» **Exercise instructions**:
Search the records below for the word "index" and show every line where it occurs.

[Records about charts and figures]
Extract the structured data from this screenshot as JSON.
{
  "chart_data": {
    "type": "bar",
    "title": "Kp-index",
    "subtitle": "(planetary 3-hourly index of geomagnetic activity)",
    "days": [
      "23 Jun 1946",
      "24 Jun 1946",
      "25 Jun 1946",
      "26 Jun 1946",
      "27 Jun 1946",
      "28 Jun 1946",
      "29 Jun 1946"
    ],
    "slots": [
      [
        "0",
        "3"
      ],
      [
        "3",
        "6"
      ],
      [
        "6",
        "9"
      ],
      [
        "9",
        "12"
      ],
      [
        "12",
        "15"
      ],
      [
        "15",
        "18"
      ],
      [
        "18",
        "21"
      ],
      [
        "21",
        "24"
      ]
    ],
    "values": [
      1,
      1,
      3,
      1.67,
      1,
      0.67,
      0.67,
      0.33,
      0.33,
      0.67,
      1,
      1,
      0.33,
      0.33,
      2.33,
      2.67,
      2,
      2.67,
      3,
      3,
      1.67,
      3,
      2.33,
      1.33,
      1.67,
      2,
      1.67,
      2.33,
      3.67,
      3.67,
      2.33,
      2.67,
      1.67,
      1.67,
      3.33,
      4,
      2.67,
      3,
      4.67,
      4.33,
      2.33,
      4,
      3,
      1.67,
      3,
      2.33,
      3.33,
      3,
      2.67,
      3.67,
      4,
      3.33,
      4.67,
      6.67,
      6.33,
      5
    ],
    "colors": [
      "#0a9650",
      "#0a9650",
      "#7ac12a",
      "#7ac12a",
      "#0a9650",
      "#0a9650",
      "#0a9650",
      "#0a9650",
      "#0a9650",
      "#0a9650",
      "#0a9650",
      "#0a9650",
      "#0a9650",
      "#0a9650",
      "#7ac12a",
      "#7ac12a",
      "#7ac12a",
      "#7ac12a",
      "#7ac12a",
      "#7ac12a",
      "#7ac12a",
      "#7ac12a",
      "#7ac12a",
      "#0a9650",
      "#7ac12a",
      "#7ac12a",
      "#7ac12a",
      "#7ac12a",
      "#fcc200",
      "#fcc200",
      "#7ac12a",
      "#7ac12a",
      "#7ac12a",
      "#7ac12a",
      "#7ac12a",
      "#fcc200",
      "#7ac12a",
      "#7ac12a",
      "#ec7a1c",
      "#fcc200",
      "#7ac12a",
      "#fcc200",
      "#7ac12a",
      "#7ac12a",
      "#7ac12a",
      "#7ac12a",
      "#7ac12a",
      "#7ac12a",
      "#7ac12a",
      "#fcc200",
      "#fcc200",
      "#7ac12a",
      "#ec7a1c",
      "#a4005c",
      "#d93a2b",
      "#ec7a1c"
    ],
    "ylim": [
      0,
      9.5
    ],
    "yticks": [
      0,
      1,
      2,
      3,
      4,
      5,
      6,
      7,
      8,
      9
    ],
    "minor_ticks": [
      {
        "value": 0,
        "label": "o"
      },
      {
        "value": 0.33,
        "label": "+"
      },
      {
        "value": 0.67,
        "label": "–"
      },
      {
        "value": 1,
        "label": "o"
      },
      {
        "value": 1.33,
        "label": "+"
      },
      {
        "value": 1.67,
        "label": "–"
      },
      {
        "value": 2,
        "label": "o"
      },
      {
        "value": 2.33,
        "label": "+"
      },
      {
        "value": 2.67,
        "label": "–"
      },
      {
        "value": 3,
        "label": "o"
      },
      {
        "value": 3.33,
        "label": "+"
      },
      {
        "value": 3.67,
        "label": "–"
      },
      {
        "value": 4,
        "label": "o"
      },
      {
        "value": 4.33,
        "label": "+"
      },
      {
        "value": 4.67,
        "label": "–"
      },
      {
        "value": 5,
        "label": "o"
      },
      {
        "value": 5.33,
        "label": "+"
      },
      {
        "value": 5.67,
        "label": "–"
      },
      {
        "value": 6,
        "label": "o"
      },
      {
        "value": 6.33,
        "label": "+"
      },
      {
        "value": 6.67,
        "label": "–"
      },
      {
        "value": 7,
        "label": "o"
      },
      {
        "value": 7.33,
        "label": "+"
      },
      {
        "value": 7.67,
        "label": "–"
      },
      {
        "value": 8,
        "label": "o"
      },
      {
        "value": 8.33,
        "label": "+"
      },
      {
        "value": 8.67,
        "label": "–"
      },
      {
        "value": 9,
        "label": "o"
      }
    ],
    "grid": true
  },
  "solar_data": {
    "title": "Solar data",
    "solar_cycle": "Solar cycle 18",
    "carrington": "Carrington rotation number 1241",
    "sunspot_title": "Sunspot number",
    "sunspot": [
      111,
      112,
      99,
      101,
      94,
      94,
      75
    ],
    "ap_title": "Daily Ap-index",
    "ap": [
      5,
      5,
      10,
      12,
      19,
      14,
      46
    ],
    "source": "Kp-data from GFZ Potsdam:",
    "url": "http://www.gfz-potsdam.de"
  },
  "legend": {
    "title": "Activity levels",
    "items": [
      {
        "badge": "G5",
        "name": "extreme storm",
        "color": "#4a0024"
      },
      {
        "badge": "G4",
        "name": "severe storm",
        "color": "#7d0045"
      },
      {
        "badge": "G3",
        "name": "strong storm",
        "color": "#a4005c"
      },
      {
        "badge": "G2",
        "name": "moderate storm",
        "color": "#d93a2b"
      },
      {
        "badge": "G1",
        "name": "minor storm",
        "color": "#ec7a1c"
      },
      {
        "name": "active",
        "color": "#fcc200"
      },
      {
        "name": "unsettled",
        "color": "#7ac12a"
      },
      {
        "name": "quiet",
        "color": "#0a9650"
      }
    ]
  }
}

» **Exercise answer**:
    "title": "Kp-index",
    "subtitle": "(planetary 3-hourly index of geomagnetic activity)",
    "ap_title": "Daily Ap-index",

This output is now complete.